[Recorded data]
========================

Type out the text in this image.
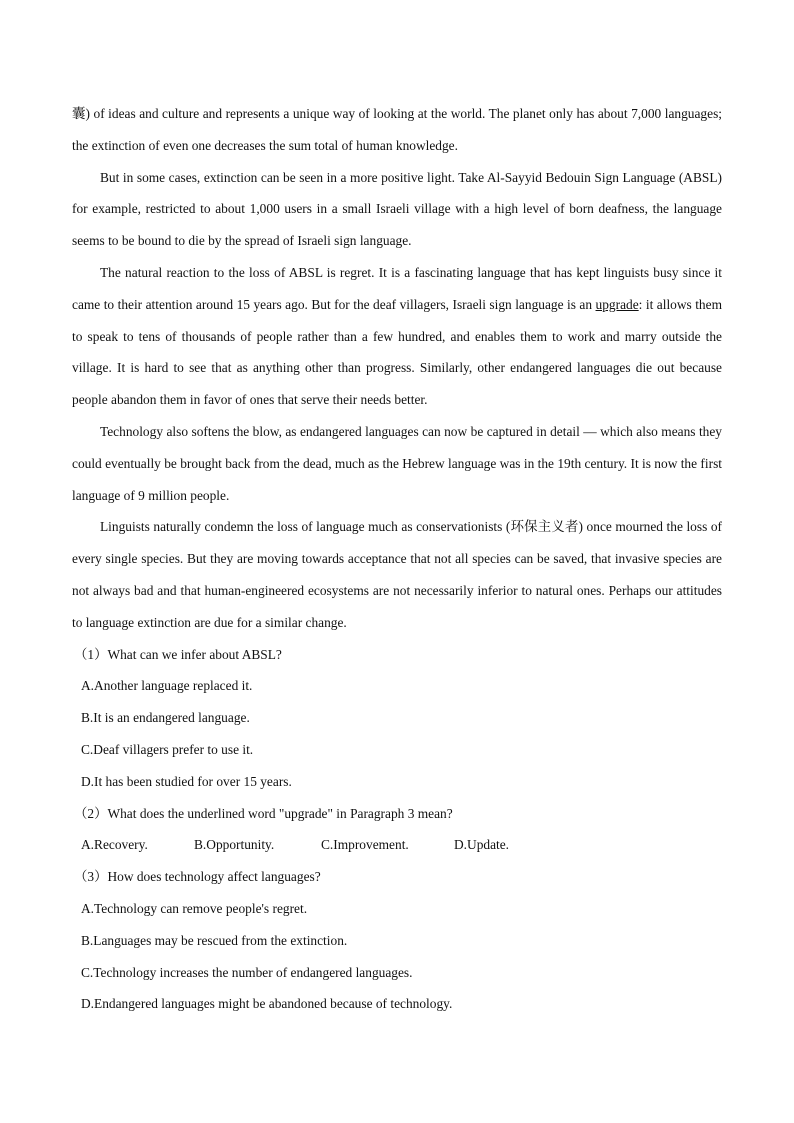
囊) of ideas and culture and represents a unique way of looking at the world. The planet only has about 7,000 languages; the extinction of even one decreases the sum total of human knowledge.

But in some cases, extinction can be seen in a more positive light. Take Al-Sayyid Bedouin Sign Language (ABSL) for example, restricted to about 1,000 users in a small Israeli village with a high level of born deafness, the language seems to be bound to die by the spread of Israeli sign language.

The natural reaction to the loss of ABSL is regret. It is a fascinating language that has kept linguists busy since it came to their attention around 15 years ago. But for the deaf villagers, Israeli sign language is an upgrade: it allows them to speak to tens of thousands of people rather than a few hundred, and enables them to work and marry outside the village. It is hard to see that as anything other than progress. Similarly, other endangered languages die out because people abandon them in favor of ones that serve their needs better.

Technology also softens the blow, as endangered languages can now be captured in detail — which also means they could eventually be brought back from the dead, much as the Hebrew language was in the 19th century. It is now the first language of 9 million people.

Linguists naturally condemn the loss of language much as conservationists (环保主义者) once mourned the loss of every single species. But they are moving towards acceptance that not all species can be saved, that invasive species are not always bad and that human-engineered ecosystems are not necessarily inferior to natural ones. Perhaps our attitudes to language extinction are due for a similar change.

（1）What can we infer about ABSL?

A.Another language replaced it.

B.It is an endangered language.

C.Deaf villagers prefer to use it.

D.It has been studied for over 15 years.

（2）What does the underlined word "upgrade" in Paragraph 3 mean?

A.Recovery.	B.Opportunity.	C.Improvement.	D.Update.

（3）How does technology affect languages?

A.Technology can remove people's regret.

B.Languages may be rescued from the extinction.

C.Technology increases the number of endangered languages.

D.Endangered languages might be abandoned because of technology.
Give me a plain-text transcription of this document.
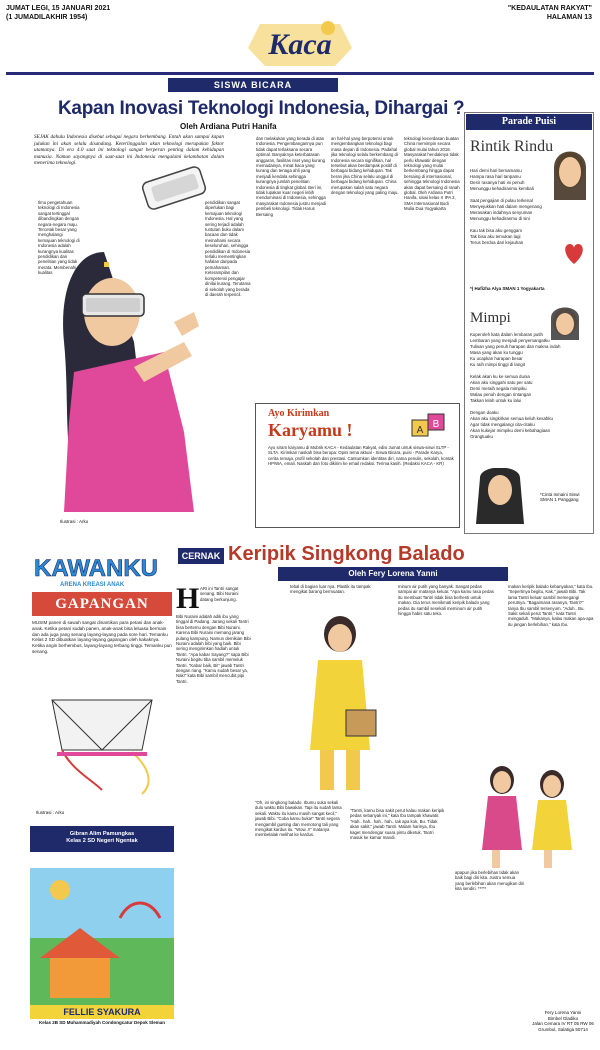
JUMAT LEGI, 15 JANUARI 2021
(1 JUMADILAKHIR 1954)
"KEDAULATAN RAKYAT"
HALAMAN 13
Kaca
SISWA BICARA
Kapan Inovasi Teknologi Indonesia, Dihargai ?
Oleh Ardiana Putri Hanifa
SEJAK dahulu Indonesia disebut sebagai negara berkembang. Entah akan sampai kapan julukan ini akan selalu disandang. Keterlinggalan akan teknologi merupakan faktor utamanya. Di era 4.0 saat ini teknologi sangat berperan penting dalam kehidupan manusia. Namun sayangnya di saat-saat ini Indonesia mengalami kelambatan dalam menerima teknologi.
Ilmu pengetahuan teknologi di Indonesia sangat tertinggal dibandingkan dengan negara-negara maju. Tercetak besar yang menghalangi kemajuan teknologi di Indonesia adalah kurangnya kualitas pendidikan dan penelitian yang tidak merata. Membenahi kualitas
pendidikan sangat diperlukan bagi kemajuan teknologi Indonesia. Hal yang sering terjadi adalah tuntutan buku dalam bacaan dan tidak memahami secara keseluruhan, sehingga pendidikan di Indonesia terlalu mementingkan hafalan daripada pemahaman. Keterampilan dan kompetensi pengajar dinilai kurang. Terutama di sekolah yang berada di daerah terpencil.
dan melakukan yang berada di atas Indonesia. Pengembangannya pun tidak dapat terlaksana secara optimal. Banyaknya keterbatasan anggaran, fasilitas riset yang kurang memadainya, minat baca yang kurang dan tenaga ahli yang menjadi kendala sehingga kurangnya jumlah penelitian Indonesia di tingkat global. Beri ini, tidak lupakan kuar negeri lebih mendominasi di Indonesia, sehingga masyarakat Indonesia justru menjadi pembeli teknologi. Tidak Harus Bersaing
an hal-hal yang berpotensi untuk mengembangkan teknologi bagi masa depan di Indonesia. Padahal jika teknologi selalu berkembang di Indonesia secara signifikan, hal tersebut akan berdampak positif di berbagai bidang kehidupan. Tak heran jika China selalu unggul di berbagai bidang kehidupan. China merupakan salah satu negara dengan teknologi yang paling maju.
teknologi kecerdasan buatan China memimpin secara global mulai tahun 2018. Masyarakat hendaknya tidak perlu khawatir dengan teknologi yang mulai berkembang hingga dapat bersaing di internasional, sehingga teknologi Indonesia akan dapat bersaing di ranah global. Oleh Ardiana Putri Hanifa, siswi kelas X IPA 2, SMA Internasional Budi Mulia Dua Yogyakarta
Ilustrasi : Arko
Ayo Kirimkan
Karyamu !	A
B
Ayo siram karyamu di Mubrik KACA - Kedaulatan Rakyat, edisi Jumat untuk siswa-siswi SLTP - SLTA. Kirimkan naskah bisa berupa: Opini tema aktual - Siswa Bicara, puisi - Parade Karya, cerita remaja, profil sekolah dan prestasi. Cantumkan identitas diri, nama penulis, sekolah, kontak HP/WA, email. Naskah dan foto dikirim ke email redaksi. Terima kasih. (Redaksi KACA - KR)
Parade Puisi
Rintik Rindu
Hari demi hari bersamamu
Hampa rasa hari tanpamu
Desir rasanya hati ini penuh
Menunggu kehadiranmu kembali

Saat pengajian di pulau terkenal
Menyejukkan hati dalam mengenang
Merasakan indahnya senyuman
Menunggu kehadiranmu di sini

Kau tak bisa aku genggam
Tak bisa aku temukan lagi
Terus berdoa dari kejauhan
*) Hafizha Alya SMAN 1 Yogyakarta
Mimpi
Kuperoleh kata dalam lembaran putih
Lembaran yang menjadi penyemangatku
Tulisan yang penuh harapan dan makna indah
Masa yang akan ku tunggu
Ku ucapkan harapan besar
Ku raih mimpi tinggi di langit

Kelak akan ku ke semua dunia
Akan aku singgahi satu per satu
Demi meraih segala mimpiku
Walau penuh dengan rintangan
Takkan lelah untuk ku lalui

Dengan doaku
Akan aku singkirkan semua keluh kesahku
Agar tidak mengalangi cita-citaku
Akan kukejar mimpiku demi kebahagiaan
Orangtuaku
*Cinta Ismaini Siswi SMAN 1 Panggang
KAWANKU
ARENA KREASI ANAK
GAPANGAN
MUSIM panen di sawah sangat dinantikan para petani dan anak-anak. Ketika petani sudah panen, anak-anak bisa leluasa bermain dan ada juga yang senang layang-layang pada sore hari. Temanku Kelas 2 SD dibuatkan layang-layang gapangan oleh kakaknya. Ketika angin berhembus, layang-layang terbang tinggi. Temanku pun senang.
Ilustrasi : Arko
Gibran Alim Pamungkas
Kelas 2 SD Negeri Ngentak
FELLIE SYAKURA
Kelas 2B SD Muhammadiyah Condongcatur Depok Sleman
CERNAK Keripik Singkong Balado
Oleh Fery Lorena Yanni
H ARI ini Tantri sangat senang. Bibi Nuraini datang berkunjung.
Bibi Nuraini adalah adik ibu yang tinggal di Padang. Jarang sekali Tantri bisa bertemu dengan Bibi Nuraini. Karena Bibi Nuraini memang jarang pulang kampung. Namun demikian Bibi Nuraini adalah bibi yang baik. Bibi sering mengirimkan hadiah untuk Tantri. "Apa kabar Sayang?" sapa Bibi Nuraini begitu tiba sambil memeluk Tantri. "Kabar baik, Bi!" jawab Tantri dengan riang. "Kamu sudah besar ya, Nak!" kata Bibi sambil mencubit pipi Tantri.
tebal di bagian luar nya. Plastik itu tampak mengikat barang bermuatan.
"Oh, ini singkong balado. Ibumu suka sekali dulu waktu Bibi bawakan. Tapi itu sudah lama sekali. Waktu itu kamu masih sangat kecil," jawab Bibi. "Coba kamu buka!" Tantri segera mengambil gunting dan memotong tali yang mengikat kardus itu. "Wow..!!" matanya membelalak melihat ke kardus.
minum air putih yang banyak. Sangat pedas sampai air matanya keluar. "Apa kamu rasa pedas itu membuat Tantri tidak bisa berhenti untuk makan. Dia terus menikmati keripik balado yang pedas itu sambil sesekali meminum air putih hingga habis satu teko.
"Tantri, kamu bisa sakit perut kalau makan keripik pedas sebanyak ini," kata Ibu tampak khawatir. "Hah.. hah.. hah.. hah.. tak apa kok, Bu. Tidak akan sakit," jawab Tantri. Malam harinya, Ibu kaget mendengar suara pintu diketuk. Tantri masuk ke kamar mandi.
makan keripik balado kebanyakan," kata Ibu. "Sepertinya begitu, Kak," jawab Bibi. Tak lama Tantri keluar sambil memegangi perutnya. "Bagaimana rasanya, Tantri?" tanya Ibu sambil tersenyum. "Aduh.. Bu. Sakit sekali perut Tantri," kata Tantri mengaduh. "Makanya, kalau makan apa-apa itu jangan berlebihan," kata Ibu.
apapun jika berlebihan tidak akan baik bagi diri kita. Justru semua yang berlebihan akan merugikan diri kita sendiri. *****
Fery Lorena Yanni
Bimbel Gladiko
Jalan Cemara IV RT 05 RW 06
Grumbul, Salatiga 50714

========================

#### Requirements
Pick each line holding the word "Yogyakarta" out of the data and copy it.

#### Solved problem
teknologi kecerdasan buatan China memimpin secara global mulai tahun 2018. Masyarakat hendaknya tidak perlu khawatir dengan teknologi yang mulai berkembang hingga dapat bersaing di internasional, sehingga teknologi Indonesia akan dapat bersaing di ranah global. Oleh Ardiana Putri Hanifa, siswi kelas X IPA 2, SMA Internasional Budi Mulia Dua Yogyakarta
*) Hafizha Alya SMAN 1 Yogyakarta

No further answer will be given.